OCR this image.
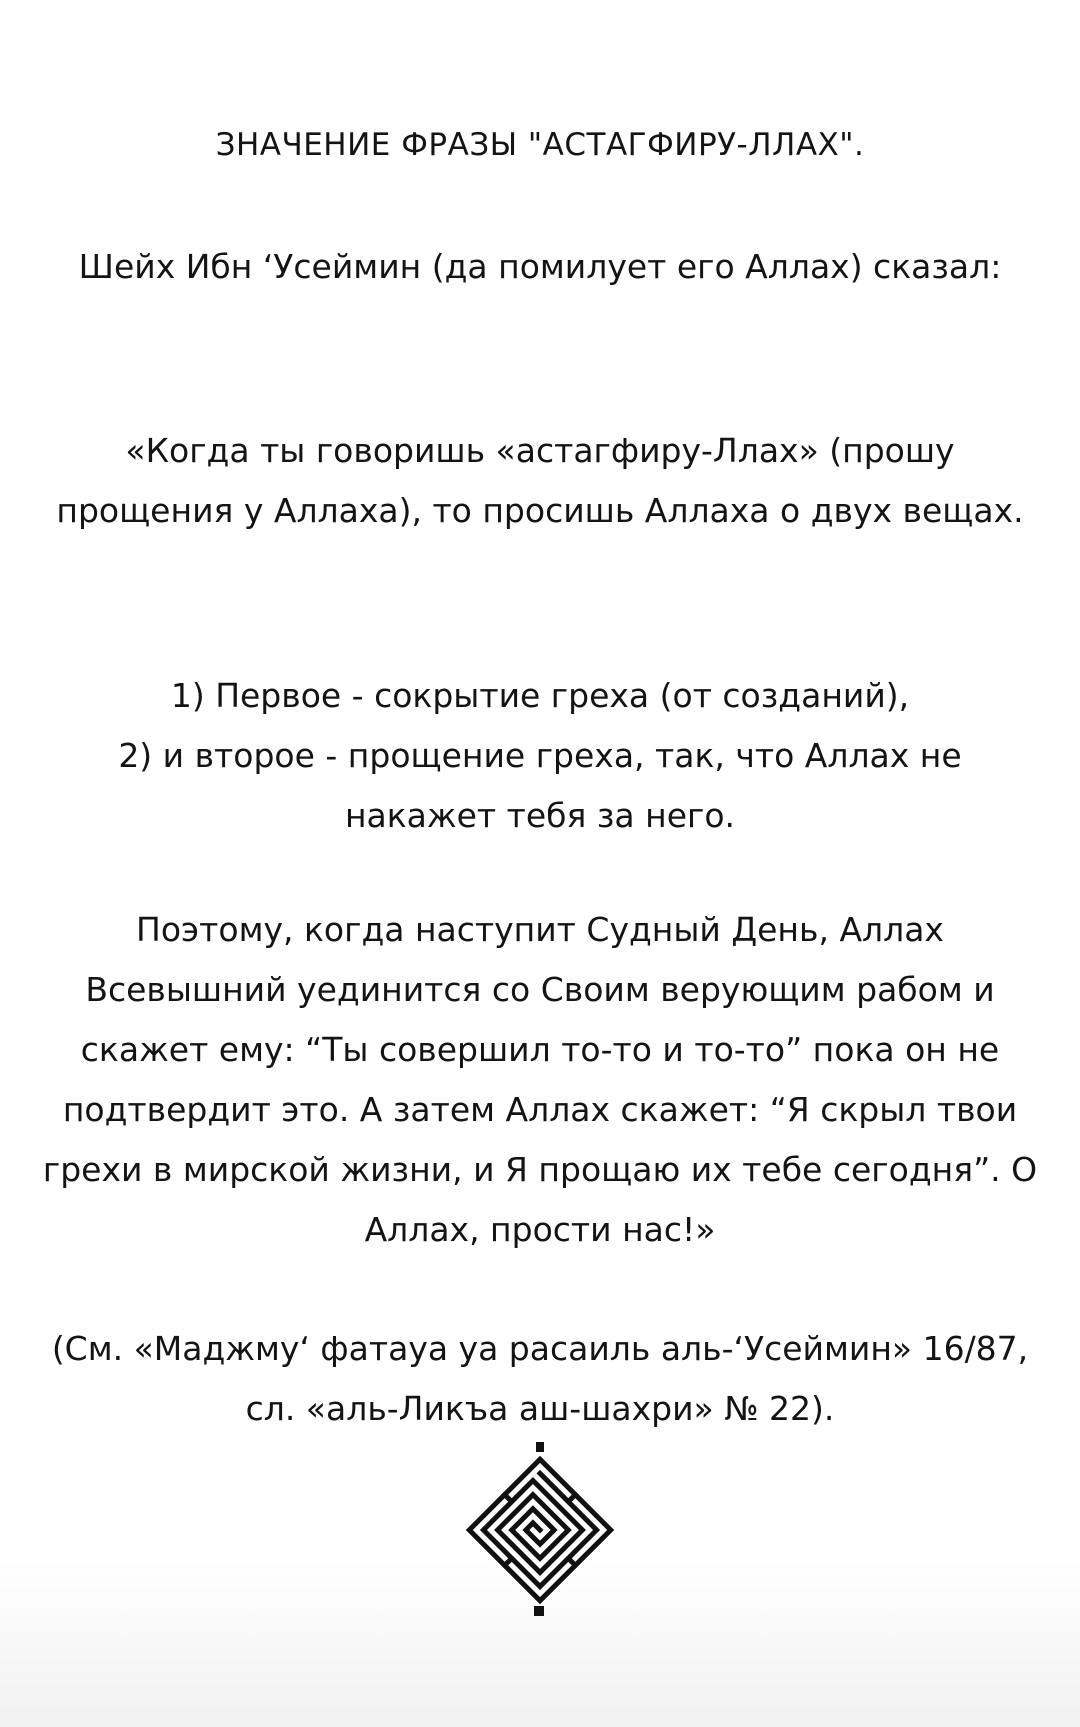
ЗНАЧЕНИЕ ФРАЗЫ "АСТАГФИРУ-ЛЛАХ".

Шейх Ибн ‘Усеймин (да помилует его Аллах) сказал:

«Когда ты говоришь «астагфиру-Ллах» (прошу прощения у Аллаха), то просишь Аллаха о двух вещах.

1) Первое - сокрытие греха (от созданий),

2) и второе - прощение греха, так, что Аллах не накажет тебя за него.

Поэтому, когда наступит Судный День, Аллах Всевышний уединится со Своим верующим рабом и скажет ему: “Ты совершил то-то и то-то” пока он не подтвердит это. А затем Аллах скажет: “Я скрыл твои грехи в мирской жизни, и Я прощаю их тебе сегодня”. О Аллах, прости нас!»

(См. «Маджму‘ фатауа уа расаиль аль-‘Усеймин» 16/87, сл. «аль-Ликъа аш-шахри» № 22).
· · · · · · ·
— Do this —
Transcribe the records above verbatim. Do not carry over any picture.

— Task output —
OCR this image.
ЗНАЧЕНИЕ ФРАЗЫ "АСТАГФИРУ-ЛЛАХ".

Шейх Ибн ‘Усеймин (да помилует его Аллах) сказал:

«Когда ты говоришь «астагфиру-Ллах» (прошу прощения у Аллаха), то просишь Аллаха о двух вещах.

1) Первое - сокрытие греха (от созданий),

2) и второе - прощение греха, так, что Аллах не накажет тебя за него.

Поэтому, когда наступит Судный День, Аллах Всевышний уединится со Своим верующим рабом и скажет ему: “Ты совершил то-то и то-то” пока он не подтвердит это. А затем Аллах скажет: “Я скрыл твои грехи в мирской жизни, и Я прощаю их тебе сегодня”. О Аллах, прости нас!»

(См. «Маджму‘ фатауа уа расаиль аль-‘Усеймин» 16/87, сл. «аль-Ликъа аш-шахри» № 22).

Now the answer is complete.